(Stored dataset items)
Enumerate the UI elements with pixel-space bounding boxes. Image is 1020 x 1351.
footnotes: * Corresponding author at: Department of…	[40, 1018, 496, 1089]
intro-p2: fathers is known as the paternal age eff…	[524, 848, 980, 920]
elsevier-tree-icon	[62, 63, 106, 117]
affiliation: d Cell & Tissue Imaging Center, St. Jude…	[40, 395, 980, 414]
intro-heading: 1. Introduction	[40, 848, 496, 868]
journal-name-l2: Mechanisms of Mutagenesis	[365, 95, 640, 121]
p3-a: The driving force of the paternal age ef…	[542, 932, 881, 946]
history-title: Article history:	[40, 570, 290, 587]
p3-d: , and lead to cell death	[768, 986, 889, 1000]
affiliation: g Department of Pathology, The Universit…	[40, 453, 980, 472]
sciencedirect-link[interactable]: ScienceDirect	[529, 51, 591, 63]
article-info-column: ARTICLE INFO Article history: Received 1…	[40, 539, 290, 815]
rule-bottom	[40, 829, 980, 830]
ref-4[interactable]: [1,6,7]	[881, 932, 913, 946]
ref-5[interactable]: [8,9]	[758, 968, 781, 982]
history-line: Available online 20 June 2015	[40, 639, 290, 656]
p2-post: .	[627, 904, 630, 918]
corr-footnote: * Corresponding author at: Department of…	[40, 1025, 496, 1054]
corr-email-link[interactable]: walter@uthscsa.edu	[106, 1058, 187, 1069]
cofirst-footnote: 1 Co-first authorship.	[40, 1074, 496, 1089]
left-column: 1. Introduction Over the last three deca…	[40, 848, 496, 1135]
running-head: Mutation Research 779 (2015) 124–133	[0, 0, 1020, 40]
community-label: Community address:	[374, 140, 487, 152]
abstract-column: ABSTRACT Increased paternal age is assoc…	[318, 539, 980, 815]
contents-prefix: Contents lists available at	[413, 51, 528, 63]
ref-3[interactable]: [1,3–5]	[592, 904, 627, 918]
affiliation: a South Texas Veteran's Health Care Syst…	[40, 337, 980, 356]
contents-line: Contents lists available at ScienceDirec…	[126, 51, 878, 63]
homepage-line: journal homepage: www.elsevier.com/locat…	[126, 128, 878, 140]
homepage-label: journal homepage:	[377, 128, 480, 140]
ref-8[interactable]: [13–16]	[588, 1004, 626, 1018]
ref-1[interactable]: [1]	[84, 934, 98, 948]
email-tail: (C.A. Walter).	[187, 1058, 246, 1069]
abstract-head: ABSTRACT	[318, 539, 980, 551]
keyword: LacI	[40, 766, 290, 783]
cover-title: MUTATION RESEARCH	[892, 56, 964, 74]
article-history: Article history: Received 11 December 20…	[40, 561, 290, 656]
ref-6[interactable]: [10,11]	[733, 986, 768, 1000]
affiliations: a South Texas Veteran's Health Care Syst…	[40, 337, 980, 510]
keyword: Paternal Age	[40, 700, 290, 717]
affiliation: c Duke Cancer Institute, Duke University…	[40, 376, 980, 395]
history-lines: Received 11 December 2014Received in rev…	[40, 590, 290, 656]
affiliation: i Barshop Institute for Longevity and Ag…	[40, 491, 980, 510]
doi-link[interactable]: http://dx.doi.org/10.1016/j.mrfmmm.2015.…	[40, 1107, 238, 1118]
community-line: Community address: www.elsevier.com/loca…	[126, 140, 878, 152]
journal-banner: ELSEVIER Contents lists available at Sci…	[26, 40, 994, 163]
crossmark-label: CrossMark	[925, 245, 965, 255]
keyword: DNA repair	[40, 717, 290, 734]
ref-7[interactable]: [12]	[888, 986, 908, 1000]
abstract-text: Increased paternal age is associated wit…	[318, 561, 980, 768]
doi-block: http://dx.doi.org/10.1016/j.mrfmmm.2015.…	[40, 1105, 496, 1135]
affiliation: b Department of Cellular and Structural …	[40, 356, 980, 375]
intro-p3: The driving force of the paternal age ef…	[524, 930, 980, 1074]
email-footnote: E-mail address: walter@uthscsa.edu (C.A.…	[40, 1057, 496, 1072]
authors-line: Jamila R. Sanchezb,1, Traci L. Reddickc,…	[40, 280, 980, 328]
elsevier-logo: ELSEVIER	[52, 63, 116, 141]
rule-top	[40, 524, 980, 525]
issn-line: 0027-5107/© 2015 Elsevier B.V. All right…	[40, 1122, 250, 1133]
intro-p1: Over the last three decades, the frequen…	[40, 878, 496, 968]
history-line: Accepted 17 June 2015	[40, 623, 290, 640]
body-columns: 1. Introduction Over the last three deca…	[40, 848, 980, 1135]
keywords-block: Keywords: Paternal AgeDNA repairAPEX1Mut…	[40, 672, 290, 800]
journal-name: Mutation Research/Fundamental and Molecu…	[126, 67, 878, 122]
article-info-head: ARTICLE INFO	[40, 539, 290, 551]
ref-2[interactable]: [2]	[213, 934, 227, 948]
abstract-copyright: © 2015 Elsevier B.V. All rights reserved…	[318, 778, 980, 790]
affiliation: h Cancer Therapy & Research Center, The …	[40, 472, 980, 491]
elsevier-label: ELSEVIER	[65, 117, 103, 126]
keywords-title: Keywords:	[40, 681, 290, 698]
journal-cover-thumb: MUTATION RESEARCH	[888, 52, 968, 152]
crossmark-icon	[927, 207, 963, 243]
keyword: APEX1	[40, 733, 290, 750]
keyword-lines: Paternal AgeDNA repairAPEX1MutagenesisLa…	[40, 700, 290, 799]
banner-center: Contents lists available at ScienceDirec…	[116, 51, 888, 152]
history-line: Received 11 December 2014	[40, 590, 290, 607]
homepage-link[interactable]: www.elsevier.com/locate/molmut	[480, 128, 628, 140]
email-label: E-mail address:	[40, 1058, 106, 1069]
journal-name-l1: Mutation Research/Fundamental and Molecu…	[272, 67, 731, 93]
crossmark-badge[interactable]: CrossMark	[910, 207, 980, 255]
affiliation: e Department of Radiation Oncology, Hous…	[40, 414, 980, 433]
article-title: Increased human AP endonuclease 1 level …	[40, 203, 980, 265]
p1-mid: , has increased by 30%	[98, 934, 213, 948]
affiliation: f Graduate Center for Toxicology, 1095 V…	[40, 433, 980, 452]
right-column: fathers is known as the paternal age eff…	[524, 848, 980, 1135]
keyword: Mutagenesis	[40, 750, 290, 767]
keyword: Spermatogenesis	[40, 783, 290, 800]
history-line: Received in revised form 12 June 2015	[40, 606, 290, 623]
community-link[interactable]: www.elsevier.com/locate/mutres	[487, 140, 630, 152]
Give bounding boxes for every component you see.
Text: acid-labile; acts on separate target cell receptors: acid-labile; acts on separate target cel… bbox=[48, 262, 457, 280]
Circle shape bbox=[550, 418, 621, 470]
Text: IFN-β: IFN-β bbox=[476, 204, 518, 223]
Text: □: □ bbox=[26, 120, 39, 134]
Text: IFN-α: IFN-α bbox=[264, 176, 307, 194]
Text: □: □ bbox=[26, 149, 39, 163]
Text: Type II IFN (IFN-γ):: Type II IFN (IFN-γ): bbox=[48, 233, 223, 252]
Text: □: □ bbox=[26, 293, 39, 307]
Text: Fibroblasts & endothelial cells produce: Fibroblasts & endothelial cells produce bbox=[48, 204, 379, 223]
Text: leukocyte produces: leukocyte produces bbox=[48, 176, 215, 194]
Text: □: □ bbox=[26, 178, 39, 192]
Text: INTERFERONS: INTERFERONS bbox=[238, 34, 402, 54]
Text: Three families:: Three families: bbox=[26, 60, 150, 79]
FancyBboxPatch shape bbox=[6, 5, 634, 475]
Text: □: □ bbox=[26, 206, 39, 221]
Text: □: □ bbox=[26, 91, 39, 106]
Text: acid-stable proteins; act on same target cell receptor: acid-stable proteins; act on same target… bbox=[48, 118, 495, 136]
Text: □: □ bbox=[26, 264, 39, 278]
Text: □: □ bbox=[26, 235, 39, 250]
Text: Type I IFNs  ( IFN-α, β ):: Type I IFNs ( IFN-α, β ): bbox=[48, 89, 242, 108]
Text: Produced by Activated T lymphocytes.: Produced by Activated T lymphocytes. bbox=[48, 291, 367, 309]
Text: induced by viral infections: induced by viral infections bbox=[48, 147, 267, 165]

• **Exercise details**: Word for word, restate only the lines from the one containing "Give bounding boxes" through the last line of the entries, with both ends kept.

• **Completed task**:
Give bounding boxes for every component you see.
Text: acid-labile; acts on separate target cell receptors: acid-labile; acts on separate target cel… bbox=[48, 262, 457, 280]
Circle shape bbox=[550, 418, 621, 470]
Text: IFN-β: IFN-β bbox=[476, 204, 518, 223]
Text: □: □ bbox=[26, 120, 39, 134]
Text: IFN-α: IFN-α bbox=[264, 176, 307, 194]
Text: □: □ bbox=[26, 149, 39, 163]
Text: Type II IFN (IFN-γ):: Type II IFN (IFN-γ): bbox=[48, 233, 223, 252]
Text: □: □ bbox=[26, 293, 39, 307]
Text: Fibroblasts & endothelial cells produce: Fibroblasts & endothelial cells produce bbox=[48, 204, 379, 223]
Text: leukocyte produces: leukocyte produces bbox=[48, 176, 215, 194]
Text: □: □ bbox=[26, 178, 39, 192]
Text: INTERFERONS: INTERFERONS bbox=[238, 34, 402, 54]
Text: Three families:: Three families: bbox=[26, 60, 150, 79]
FancyBboxPatch shape bbox=[6, 5, 634, 475]
Text: □: □ bbox=[26, 206, 39, 221]
Text: □: □ bbox=[26, 91, 39, 106]
Text: acid-stable proteins; act on same target cell receptor: acid-stable proteins; act on same target… bbox=[48, 118, 495, 136]
Text: □: □ bbox=[26, 264, 39, 278]
Text: □: □ bbox=[26, 235, 39, 250]
Text: Type I IFNs  ( IFN-α, β ):: Type I IFNs ( IFN-α, β ): bbox=[48, 89, 242, 108]
Text: Produced by Activated T lymphocytes.: Produced by Activated T lymphocytes. bbox=[48, 291, 367, 309]
Text: induced by viral infections: induced by viral infections bbox=[48, 147, 267, 165]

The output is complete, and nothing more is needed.